==== Supplied material

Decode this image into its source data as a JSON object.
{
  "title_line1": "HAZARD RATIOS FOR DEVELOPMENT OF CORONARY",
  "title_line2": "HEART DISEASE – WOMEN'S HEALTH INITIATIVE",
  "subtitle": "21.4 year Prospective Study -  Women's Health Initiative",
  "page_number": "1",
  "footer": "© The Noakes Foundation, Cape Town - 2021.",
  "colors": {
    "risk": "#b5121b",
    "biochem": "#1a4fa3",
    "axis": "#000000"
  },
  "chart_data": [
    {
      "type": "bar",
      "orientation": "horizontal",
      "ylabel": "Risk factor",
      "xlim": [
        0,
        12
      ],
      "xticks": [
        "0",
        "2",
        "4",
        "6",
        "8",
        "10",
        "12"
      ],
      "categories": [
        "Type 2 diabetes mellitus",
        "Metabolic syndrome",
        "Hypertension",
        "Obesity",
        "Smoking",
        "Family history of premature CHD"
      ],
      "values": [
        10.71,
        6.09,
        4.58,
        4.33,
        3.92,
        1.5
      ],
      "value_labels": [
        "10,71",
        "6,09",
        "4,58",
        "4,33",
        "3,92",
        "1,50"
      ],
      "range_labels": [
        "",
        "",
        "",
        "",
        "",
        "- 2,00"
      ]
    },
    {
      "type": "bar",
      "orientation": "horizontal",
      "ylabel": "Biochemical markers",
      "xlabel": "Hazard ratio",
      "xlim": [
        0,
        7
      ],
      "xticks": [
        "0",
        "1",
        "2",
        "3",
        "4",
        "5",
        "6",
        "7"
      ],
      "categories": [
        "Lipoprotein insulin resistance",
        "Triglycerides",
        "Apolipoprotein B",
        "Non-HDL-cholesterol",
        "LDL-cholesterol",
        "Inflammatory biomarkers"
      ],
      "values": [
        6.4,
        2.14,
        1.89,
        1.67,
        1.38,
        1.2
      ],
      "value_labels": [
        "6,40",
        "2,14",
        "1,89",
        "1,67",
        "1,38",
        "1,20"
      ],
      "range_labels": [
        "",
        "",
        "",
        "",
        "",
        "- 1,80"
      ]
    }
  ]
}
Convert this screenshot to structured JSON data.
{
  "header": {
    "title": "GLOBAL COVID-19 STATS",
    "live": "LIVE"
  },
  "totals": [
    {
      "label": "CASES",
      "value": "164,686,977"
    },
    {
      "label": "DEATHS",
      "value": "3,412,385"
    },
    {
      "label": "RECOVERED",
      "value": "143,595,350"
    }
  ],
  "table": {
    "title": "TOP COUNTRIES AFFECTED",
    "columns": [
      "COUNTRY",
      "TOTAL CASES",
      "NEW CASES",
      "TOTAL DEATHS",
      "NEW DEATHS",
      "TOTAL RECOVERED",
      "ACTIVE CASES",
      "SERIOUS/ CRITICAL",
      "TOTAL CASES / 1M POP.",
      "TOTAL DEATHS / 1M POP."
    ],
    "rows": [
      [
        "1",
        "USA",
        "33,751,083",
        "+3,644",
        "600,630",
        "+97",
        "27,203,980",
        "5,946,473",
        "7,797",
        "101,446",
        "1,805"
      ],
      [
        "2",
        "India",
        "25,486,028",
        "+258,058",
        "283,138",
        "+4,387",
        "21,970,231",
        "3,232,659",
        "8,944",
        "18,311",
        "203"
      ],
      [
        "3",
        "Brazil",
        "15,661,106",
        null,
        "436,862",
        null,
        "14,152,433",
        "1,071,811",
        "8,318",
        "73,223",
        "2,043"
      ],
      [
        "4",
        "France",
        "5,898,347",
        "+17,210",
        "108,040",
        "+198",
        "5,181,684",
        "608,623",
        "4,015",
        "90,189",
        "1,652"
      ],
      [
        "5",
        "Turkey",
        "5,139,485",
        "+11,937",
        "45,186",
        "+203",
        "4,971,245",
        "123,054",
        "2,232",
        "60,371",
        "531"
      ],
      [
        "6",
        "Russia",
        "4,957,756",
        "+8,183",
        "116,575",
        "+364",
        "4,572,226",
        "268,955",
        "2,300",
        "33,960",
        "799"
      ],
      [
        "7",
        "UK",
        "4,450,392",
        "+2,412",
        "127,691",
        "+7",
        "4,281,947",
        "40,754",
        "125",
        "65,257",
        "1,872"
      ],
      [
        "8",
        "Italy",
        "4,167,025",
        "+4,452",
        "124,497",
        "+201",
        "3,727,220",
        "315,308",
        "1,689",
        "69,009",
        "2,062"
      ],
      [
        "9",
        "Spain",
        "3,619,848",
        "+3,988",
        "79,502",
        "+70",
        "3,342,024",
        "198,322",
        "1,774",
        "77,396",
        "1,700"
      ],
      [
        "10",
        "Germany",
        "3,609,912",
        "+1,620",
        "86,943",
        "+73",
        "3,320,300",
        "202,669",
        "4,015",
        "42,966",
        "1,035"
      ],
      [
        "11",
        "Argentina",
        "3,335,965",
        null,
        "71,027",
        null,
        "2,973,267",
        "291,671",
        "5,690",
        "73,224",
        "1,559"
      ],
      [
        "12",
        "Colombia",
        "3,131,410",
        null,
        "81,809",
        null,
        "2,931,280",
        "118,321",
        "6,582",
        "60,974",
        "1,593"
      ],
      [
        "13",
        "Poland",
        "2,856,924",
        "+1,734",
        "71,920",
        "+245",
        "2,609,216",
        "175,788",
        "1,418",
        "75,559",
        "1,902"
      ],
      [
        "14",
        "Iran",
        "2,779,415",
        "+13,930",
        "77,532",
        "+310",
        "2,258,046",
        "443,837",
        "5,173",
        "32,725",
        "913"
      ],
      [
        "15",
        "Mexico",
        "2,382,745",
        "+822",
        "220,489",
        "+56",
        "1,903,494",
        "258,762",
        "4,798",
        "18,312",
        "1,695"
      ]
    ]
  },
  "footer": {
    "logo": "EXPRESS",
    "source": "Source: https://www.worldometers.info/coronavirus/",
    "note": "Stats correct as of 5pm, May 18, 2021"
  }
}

========

▶ Task instructions
Look through the entries above and find each line where the word "footer" occurs; copy those lines.

▶ The answer
  "footer": "© The Noakes Foundation, Cape Town - 2021.",
  "footer": {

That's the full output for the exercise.